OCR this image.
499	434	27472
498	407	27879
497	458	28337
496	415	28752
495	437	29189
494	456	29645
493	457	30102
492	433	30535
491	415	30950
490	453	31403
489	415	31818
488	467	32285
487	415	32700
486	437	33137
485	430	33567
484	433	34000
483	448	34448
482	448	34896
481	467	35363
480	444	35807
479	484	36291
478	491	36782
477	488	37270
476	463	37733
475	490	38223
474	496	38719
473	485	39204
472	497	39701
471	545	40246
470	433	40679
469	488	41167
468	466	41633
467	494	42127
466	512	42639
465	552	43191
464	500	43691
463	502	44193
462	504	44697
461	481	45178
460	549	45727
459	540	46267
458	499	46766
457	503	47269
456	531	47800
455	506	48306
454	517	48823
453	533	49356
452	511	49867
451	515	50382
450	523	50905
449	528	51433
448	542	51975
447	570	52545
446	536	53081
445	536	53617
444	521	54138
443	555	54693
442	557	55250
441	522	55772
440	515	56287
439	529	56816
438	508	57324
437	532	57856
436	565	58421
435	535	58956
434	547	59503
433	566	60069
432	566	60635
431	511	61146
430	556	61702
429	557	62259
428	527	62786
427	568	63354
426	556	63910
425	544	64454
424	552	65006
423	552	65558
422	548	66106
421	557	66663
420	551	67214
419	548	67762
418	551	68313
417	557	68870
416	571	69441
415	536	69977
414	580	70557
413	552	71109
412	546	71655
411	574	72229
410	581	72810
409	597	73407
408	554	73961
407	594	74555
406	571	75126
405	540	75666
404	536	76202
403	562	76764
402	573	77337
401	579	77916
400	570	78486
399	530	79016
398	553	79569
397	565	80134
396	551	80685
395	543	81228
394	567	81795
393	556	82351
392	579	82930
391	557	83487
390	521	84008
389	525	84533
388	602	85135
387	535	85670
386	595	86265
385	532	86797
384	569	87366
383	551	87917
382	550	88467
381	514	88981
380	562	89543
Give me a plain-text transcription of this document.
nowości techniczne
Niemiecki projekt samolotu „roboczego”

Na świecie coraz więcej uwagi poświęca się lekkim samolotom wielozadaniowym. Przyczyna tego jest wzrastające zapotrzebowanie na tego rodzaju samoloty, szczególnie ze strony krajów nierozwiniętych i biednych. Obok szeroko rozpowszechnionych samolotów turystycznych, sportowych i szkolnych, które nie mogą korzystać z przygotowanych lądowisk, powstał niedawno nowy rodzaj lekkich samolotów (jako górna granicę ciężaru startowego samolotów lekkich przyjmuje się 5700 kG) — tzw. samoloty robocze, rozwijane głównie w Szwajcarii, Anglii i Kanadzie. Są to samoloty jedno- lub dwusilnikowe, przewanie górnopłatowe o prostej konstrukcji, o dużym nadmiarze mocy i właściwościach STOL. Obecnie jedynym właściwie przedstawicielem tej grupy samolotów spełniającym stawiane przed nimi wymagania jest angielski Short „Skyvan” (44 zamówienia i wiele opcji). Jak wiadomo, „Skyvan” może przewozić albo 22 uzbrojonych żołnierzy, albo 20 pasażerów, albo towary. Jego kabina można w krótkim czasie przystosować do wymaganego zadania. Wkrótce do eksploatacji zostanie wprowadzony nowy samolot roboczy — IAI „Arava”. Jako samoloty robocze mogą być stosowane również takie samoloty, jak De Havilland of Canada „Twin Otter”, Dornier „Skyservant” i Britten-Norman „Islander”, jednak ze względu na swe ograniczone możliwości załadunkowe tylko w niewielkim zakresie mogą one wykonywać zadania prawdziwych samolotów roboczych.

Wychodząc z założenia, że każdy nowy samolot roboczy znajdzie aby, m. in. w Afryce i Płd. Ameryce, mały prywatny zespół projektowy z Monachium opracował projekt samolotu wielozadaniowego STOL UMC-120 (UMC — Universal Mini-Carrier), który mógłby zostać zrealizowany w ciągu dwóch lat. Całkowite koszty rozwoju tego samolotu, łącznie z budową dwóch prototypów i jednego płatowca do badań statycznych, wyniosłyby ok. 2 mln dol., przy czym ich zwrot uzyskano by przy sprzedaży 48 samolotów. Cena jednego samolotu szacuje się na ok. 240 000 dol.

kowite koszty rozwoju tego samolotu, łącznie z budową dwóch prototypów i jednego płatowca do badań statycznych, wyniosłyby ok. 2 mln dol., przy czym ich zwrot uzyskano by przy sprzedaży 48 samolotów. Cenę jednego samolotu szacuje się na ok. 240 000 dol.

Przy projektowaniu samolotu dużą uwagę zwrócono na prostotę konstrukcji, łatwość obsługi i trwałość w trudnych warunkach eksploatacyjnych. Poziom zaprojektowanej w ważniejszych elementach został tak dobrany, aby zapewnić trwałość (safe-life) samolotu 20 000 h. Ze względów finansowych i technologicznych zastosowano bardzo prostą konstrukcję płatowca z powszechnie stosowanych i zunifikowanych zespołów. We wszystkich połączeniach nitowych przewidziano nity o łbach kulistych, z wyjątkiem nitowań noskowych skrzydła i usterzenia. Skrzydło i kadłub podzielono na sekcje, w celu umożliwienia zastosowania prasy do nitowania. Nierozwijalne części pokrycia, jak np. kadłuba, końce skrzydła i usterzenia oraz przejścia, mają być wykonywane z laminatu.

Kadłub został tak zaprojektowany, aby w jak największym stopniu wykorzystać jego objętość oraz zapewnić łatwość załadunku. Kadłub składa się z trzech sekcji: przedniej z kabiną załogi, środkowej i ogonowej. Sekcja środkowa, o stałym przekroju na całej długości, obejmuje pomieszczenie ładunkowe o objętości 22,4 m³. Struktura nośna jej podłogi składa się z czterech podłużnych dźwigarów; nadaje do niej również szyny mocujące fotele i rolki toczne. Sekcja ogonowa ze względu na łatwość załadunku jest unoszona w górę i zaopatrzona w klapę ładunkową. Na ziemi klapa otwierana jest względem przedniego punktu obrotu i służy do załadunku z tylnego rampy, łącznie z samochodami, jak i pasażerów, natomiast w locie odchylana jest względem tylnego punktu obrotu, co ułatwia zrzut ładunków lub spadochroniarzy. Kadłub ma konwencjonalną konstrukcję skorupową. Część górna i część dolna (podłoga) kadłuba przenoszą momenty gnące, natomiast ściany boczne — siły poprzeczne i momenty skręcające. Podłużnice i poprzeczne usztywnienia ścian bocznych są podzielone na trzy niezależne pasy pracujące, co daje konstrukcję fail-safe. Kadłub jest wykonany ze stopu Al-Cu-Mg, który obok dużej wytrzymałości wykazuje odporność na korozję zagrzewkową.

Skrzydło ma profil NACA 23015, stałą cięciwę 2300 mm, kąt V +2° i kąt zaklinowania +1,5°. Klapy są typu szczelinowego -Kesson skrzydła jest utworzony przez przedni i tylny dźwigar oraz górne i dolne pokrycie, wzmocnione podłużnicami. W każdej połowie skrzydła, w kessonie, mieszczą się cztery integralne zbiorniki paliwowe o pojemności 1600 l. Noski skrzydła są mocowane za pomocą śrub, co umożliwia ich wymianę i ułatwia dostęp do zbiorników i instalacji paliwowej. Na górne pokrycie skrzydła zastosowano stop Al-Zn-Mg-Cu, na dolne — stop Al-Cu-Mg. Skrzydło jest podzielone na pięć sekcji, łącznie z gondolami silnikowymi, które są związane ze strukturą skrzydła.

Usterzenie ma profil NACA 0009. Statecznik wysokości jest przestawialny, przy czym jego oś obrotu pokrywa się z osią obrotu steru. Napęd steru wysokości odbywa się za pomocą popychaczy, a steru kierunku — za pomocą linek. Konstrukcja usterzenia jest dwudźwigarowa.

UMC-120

----

## Problem
Nothing may be left out: return each entry exactly as it reads.

## Solution to this exercise
OCR this image.
499	434	27472
498	407	27879
497	458	28337
496	415	28752
495	437	29189
494	456	29645
493	457	30102
492	433	30535
491	415	30950
490	453	31403
489	415	31818
488	467	32285
487	415	32700
486	437	33137
485	430	33567
484	433	34000
483	448	34448
482	448	34896
481	467	35363
480	444	35807
479	484	36291
478	491	36782
477	488	37270
476	463	37733
475	490	38223
474	496	38719
473	485	39204
472	497	39701
471	545	40246
470	433	40679
469	488	41167
468	466	41633
467	494	42127
466	512	42639
465	552	43191
464	500	43691
463	502	44193
462	504	44697
461	481	45178
460	549	45727
459	540	46267
458	499	46766
457	503	47269
456	531	47800
455	506	48306
454	517	48823
453	533	49356
452	511	49867
451	515	50382
450	523	50905
449	528	51433
448	542	51975
447	570	52545
446	536	53081
445	536	53617
444	521	54138
443	555	54693
442	557	55250
441	522	55772
440	515	56287
439	529	56816
438	508	57324
437	532	57856
436	565	58421
435	535	58956
434	547	59503
433	566	60069
432	566	60635
431	511	61146
430	556	61702
429	557	62259
428	527	62786
427	568	63354
426	556	63910
425	544	64454
424	552	65006
423	552	65558
422	548	66106
421	557	66663
420	551	67214
419	548	67762
418	551	68313
417	557	68870
416	571	69441
415	536	69977
414	580	70557
413	552	71109
412	546	71655
411	574	72229
410	581	72810
409	597	73407
408	554	73961
407	594	74555
406	571	75126
405	540	75666
404	536	76202
403	562	76764
402	573	77337
401	579	77916
400	570	78486
399	530	79016
398	553	79569
397	565	80134
396	551	80685
395	543	81228
394	567	81795
393	556	82351
392	579	82930
391	557	83487
390	521	84008
389	525	84533
388	602	85135
387	535	85670
386	595	86265
385	532	86797
384	569	87366
383	551	87917
382	550	88467
381	514	88981
380	562	89543
Give me a plain-text transcription of this document.
nowości techniczne
Niemiecki projekt samolotu „roboczego”

Na świecie coraz więcej uwagi poświęca się lekkim samolotom wielozadaniowym. Przyczyna tego jest wzrastające zapotrzebowanie na tego rodzaju samoloty, szczególnie ze strony krajów nierozwiniętych i biednych. Obok szeroko rozpowszechnionych samolotów turystycznych, sportowych i szkolnych, które nie mogą korzystać z przygotowanych lądowisk, powstał niedawno nowy rodzaj lekkich samolotów (jako górna granicę ciężaru startowego samolotów lekkich przyjmuje się 5700 kG) — tzw. samoloty robocze, rozwijane głównie w Szwajcarii, Anglii i Kanadzie. Są to samoloty jedno- lub dwusilnikowe, przewanie górnopłatowe o prostej konstrukcji, o dużym nadmiarze mocy i właściwościach STOL. Obecnie jedynym właściwie przedstawicielem tej grupy samolotów spełniającym stawiane przed nimi wymagania jest angielski Short „Skyvan” (44 zamówienia i wiele opcji). Jak wiadomo, „Skyvan” może przewozić albo 22 uzbrojonych żołnierzy, albo 20 pasażerów, albo towary. Jego kabina można w krótkim czasie przystosować do wymaganego zadania. Wkrótce do eksploatacji zostanie wprowadzony nowy samolot roboczy — IAI „Arava”. Jako samoloty robocze mogą być stosowane również takie samoloty, jak De Havilland of Canada „Twin Otter”, Dornier „Skyservant” i Britten-Norman „Islander”, jednak ze względu na swe ograniczone możliwości załadunkowe tylko w niewielkim zakresie mogą one wykonywać zadania prawdziwych samolotów roboczych.

Wychodząc z założenia, że każdy nowy samolot roboczy znajdzie aby, m. in. w Afryce i Płd. Ameryce, mały prywatny zespół projektowy z Monachium opracował projekt samolotu wielozadaniowego STOL UMC-120 (UMC — Universal Mini-Carrier), który mógłby zostać zrealizowany w ciągu dwóch lat. Całkowite koszty rozwoju tego samolotu, łącznie z budową dwóch prototypów i jednego płatowca do badań statycznych, wyniosłyby ok. 2 mln dol., przy czym ich zwrot uzyskano by przy sprzedaży 48 samolotów. Cena jednego samolotu szacuje się na ok. 240 000 dol.

kowite koszty rozwoju tego samolotu, łącznie z budową dwóch prototypów i jednego płatowca do badań statycznych, wyniosłyby ok. 2 mln dol., przy czym ich zwrot uzyskano by przy sprzedaży 48 samolotów. Cenę jednego samolotu szacuje się na ok. 240 000 dol.

Przy projektowaniu samolotu dużą uwagę zwrócono na prostotę konstrukcji, łatwość obsługi i trwałość w trudnych warunkach eksploatacyjnych. Poziom zaprojektowanej w ważniejszych elementach został tak dobrany, aby zapewnić trwałość (safe-life) samolotu 20 000 h. Ze względów finansowych i technologicznych zastosowano bardzo prostą konstrukcję płatowca z powszechnie stosowanych i zunifikowanych zespołów. We wszystkich połączeniach nitowych przewidziano nity o łbach kulistych, z wyjątkiem nitowań noskowych skrzydła i usterzenia. Skrzydło i kadłub podzielono na sekcje, w celu umożliwienia zastosowania prasy do nitowania. Nierozwijalne części pokrycia, jak np. kadłuba, końce skrzydła i usterzenia oraz przejścia, mają być wykonywane z laminatu.

Kadłub został tak zaprojektowany, aby w jak największym stopniu wykorzystać jego objętość oraz zapewnić łatwość załadunku. Kadłub składa się z trzech sekcji: przedniej z kabiną załogi, środkowej i ogonowej. Sekcja środkowa, o stałym przekroju na całej długości, obejmuje pomieszczenie ładunkowe o objętości 22,4 m³. Struktura nośna jej podłogi składa się z czterech podłużnych dźwigarów; nadaje do niej również szyny mocujące fotele i rolki toczne. Sekcja ogonowa ze względu na łatwość załadunku jest unoszona w górę i zaopatrzona w klapę ładunkową. Na ziemi klapa otwierana jest względem przedniego punktu obrotu i służy do załadunku z tylnego rampy, łącznie z samochodami, jak i pasażerów, natomiast w locie odchylana jest względem tylnego punktu obrotu, co ułatwia zrzut ładunków lub spadochroniarzy. Kadłub ma konwencjonalną konstrukcję skorupową. Część górna i część dolna (podłoga) kadłuba przenoszą momenty gnące, natomiast ściany boczne — siły poprzeczne i momenty skręcające. Podłużnice i poprzeczne usztywnienia ścian bocznych są podzielone na trzy niezależne pasy pracujące, co daje konstrukcję fail-safe. Kadłub jest wykonany ze stopu Al-Cu-Mg, który obok dużej wytrzymałości wykazuje odporność na korozję zagrzewkową.

Skrzydło ma profil NACA 23015, stałą cięciwę 2300 mm, kąt V +2° i kąt zaklinowania +1,5°. Klapy są typu szczelinowego -Kesson skrzydła jest utworzony przez przedni i tylny dźwigar oraz górne i dolne pokrycie, wzmocnione podłużnicami. W każdej połowie skrzydła, w kessonie, mieszczą się cztery integralne zbiorniki paliwowe o pojemności 1600 l. Noski skrzydła są mocowane za pomocą śrub, co umożliwia ich wymianę i ułatwia dostęp do zbiorników i instalacji paliwowej. Na górne pokrycie skrzydła zastosowano stop Al-Zn-Mg-Cu, na dolne — stop Al-Cu-Mg. Skrzydło jest podzielone na pięć sekcji, łącznie z gondolami silnikowymi, które są związane ze strukturą skrzydła.

Usterzenie ma profil NACA 0009. Statecznik wysokości jest przestawialny, przy czym jego oś obrotu pokrywa się z osią obrotu steru. Napęd steru wysokości odbywa się za pomocą popychaczy, a steru kierunku — za pomocą linek. Konstrukcja usterzenia jest dwudźwigarowa.

UMC-120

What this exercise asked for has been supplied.